● Set problem
Print out the material that follows word for word.

[Recorded data]
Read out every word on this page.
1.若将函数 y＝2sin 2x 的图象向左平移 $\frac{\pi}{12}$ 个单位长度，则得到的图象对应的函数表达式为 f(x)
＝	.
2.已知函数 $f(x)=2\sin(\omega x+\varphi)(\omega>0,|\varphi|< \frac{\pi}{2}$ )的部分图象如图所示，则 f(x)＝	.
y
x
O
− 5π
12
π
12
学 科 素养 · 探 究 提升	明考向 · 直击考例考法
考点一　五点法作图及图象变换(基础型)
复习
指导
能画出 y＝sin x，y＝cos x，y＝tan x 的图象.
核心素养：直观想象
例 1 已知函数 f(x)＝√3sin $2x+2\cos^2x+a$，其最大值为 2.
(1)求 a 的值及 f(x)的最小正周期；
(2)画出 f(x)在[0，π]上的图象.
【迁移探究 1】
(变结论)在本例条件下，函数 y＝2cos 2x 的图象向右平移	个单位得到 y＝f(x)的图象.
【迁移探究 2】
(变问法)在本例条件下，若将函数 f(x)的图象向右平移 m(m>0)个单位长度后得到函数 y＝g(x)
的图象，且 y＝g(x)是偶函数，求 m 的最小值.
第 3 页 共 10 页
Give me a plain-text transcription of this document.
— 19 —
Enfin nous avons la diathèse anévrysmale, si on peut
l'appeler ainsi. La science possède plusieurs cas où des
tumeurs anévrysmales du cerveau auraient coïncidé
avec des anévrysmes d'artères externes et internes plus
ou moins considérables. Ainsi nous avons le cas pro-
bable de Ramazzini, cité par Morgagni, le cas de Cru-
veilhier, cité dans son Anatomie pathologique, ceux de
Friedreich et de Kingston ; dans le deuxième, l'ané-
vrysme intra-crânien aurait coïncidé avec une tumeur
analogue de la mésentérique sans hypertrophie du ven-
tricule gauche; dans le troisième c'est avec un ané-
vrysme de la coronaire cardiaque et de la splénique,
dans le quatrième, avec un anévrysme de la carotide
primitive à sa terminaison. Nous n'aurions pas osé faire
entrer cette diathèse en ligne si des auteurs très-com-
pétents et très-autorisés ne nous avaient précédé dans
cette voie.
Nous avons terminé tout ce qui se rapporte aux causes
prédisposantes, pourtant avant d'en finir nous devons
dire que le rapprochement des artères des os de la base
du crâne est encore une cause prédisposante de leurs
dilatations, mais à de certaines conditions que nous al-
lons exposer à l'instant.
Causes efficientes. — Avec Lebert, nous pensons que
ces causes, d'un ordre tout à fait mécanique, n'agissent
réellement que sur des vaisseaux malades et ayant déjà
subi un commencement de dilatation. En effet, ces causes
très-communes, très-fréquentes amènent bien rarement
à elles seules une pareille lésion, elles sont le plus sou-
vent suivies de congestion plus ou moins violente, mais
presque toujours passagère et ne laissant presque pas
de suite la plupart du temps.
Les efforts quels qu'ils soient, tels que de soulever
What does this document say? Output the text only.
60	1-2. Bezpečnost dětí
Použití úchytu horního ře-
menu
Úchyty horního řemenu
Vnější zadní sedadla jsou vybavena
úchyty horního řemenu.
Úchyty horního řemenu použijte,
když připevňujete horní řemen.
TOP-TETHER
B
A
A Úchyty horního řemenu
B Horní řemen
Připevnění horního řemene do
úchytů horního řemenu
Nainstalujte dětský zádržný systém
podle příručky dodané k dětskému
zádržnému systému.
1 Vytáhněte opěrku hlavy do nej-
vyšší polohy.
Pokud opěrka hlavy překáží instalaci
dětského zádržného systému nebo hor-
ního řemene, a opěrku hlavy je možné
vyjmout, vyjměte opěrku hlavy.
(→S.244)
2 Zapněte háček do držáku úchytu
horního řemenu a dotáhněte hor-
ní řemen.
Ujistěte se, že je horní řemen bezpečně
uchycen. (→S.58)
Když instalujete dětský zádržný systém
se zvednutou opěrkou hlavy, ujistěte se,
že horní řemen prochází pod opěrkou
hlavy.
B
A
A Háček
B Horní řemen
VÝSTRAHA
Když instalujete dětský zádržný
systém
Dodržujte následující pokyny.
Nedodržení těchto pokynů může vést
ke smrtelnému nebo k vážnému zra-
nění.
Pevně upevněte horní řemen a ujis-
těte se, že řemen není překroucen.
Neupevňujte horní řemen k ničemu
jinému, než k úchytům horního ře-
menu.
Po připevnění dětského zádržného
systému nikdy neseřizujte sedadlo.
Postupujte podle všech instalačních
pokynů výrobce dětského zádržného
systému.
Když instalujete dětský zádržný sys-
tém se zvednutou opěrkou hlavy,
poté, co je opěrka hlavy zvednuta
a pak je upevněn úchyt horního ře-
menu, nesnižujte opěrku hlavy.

● Written answer
Read out every word on this page.
1.若将函数 y＝2sin 2x 的图象向左平移 $\frac{\pi}{12}$ 个单位长度，则得到的图象对应的函数表达式为 f(x)
＝	.
2.已知函数 $f(x)=2\sin(\omega x+\varphi)(\omega>0,|\varphi|< \frac{\pi}{2}$ )的部分图象如图所示，则 f(x)＝	.
y
x
O
− 5π
12
π
12
学 科 素养 · 探 究 提升	明考向 · 直击考例考法
考点一　五点法作图及图象变换(基础型)
复习
指导
能画出 y＝sin x，y＝cos x，y＝tan x 的图象.
核心素养：直观想象
例 1 已知函数 f(x)＝√3sin $2x+2\cos^2x+a$，其最大值为 2.
(1)求 a 的值及 f(x)的最小正周期；
(2)画出 f(x)在[0，π]上的图象.
【迁移探究 1】
(变结论)在本例条件下，函数 y＝2cos 2x 的图象向右平移	个单位得到 y＝f(x)的图象.
【迁移探究 2】
(变问法)在本例条件下，若将函数 f(x)的图象向右平移 m(m>0)个单位长度后得到函数 y＝g(x)
的图象，且 y＝g(x)是偶函数，求 m 的最小值.
第 3 页 共 10 页
Give me a plain-text transcription of this document.
— 19 —
Enfin nous avons la diathèse anévrysmale, si on peut
l'appeler ainsi. La science possède plusieurs cas où des
tumeurs anévrysmales du cerveau auraient coïncidé
avec des anévrysmes d'artères externes et internes plus
ou moins considérables. Ainsi nous avons le cas pro-
bable de Ramazzini, cité par Morgagni, le cas de Cru-
veilhier, cité dans son Anatomie pathologique, ceux de
Friedreich et de Kingston ; dans le deuxième, l'ané-
vrysme intra-crânien aurait coïncidé avec une tumeur
analogue de la mésentérique sans hypertrophie du ven-
tricule gauche; dans le troisième c'est avec un ané-
vrysme de la coronaire cardiaque et de la splénique,
dans le quatrième, avec un anévrysme de la carotide
primitive à sa terminaison. Nous n'aurions pas osé faire
entrer cette diathèse en ligne si des auteurs très-com-
pétents et très-autorisés ne nous avaient précédé dans
cette voie.
Nous avons terminé tout ce qui se rapporte aux causes
prédisposantes, pourtant avant d'en finir nous devons
dire que le rapprochement des artères des os de la base
du crâne est encore une cause prédisposante de leurs
dilatations, mais à de certaines conditions que nous al-
lons exposer à l'instant.
Causes efficientes. — Avec Lebert, nous pensons que
ces causes, d'un ordre tout à fait mécanique, n'agissent
réellement que sur des vaisseaux malades et ayant déjà
subi un commencement de dilatation. En effet, ces causes
très-communes, très-fréquentes amènent bien rarement
à elles seules une pareille lésion, elles sont le plus sou-
vent suivies de congestion plus ou moins violente, mais
presque toujours passagère et ne laissant presque pas
de suite la plupart du temps.
Les efforts quels qu'ils soient, tels que de soulever
What does this document say? Output the text only.
60	1-2. Bezpečnost dětí
Použití úchytu horního ře-
menu
Úchyty horního řemenu
Vnější zadní sedadla jsou vybavena
úchyty horního řemenu.
Úchyty horního řemenu použijte,
když připevňujete horní řemen.
TOP-TETHER
B
A
A Úchyty horního řemenu
B Horní řemen
Připevnění horního řemene do
úchytů horního řemenu
Nainstalujte dětský zádržný systém
podle příručky dodané k dětskému
zádržnému systému.
1 Vytáhněte opěrku hlavy do nej-
vyšší polohy.
Pokud opěrka hlavy překáží instalaci
dětského zádržného systému nebo hor-
ního řemene, a opěrku hlavy je možné
vyjmout, vyjměte opěrku hlavy.
(→S.244)
2 Zapněte háček do držáku úchytu
horního řemenu a dotáhněte hor-
ní řemen.
Ujistěte se, že je horní řemen bezpečně
uchycen. (→S.58)
Když instalujete dětský zádržný systém
se zvednutou opěrkou hlavy, ujistěte se,
že horní řemen prochází pod opěrkou
hlavy.
B
A
A Háček
B Horní řemen
VÝSTRAHA
Když instalujete dětský zádržný
systém
Dodržujte následující pokyny.
Nedodržení těchto pokynů může vést
ke smrtelnému nebo k vážnému zra-
nění.
Pevně upevněte horní řemen a ujis-
těte se, že řemen není překroucen.
Neupevňujte horní řemen k ničemu
jinému, než k úchytům horního ře-
menu.
Po připevnění dětského zádržného
systému nikdy neseřizujte sedadlo.
Postupujte podle všech instalačních
pokynů výrobce dětského zádržného
systému.
Když instalujete dětský zádržný sys-
tém se zvednutou opěrkou hlavy,
poté, co je opěrka hlavy zvednuta
a pak je upevněn úchyt horního ře-
menu, nesnižujte opěrku hlavy.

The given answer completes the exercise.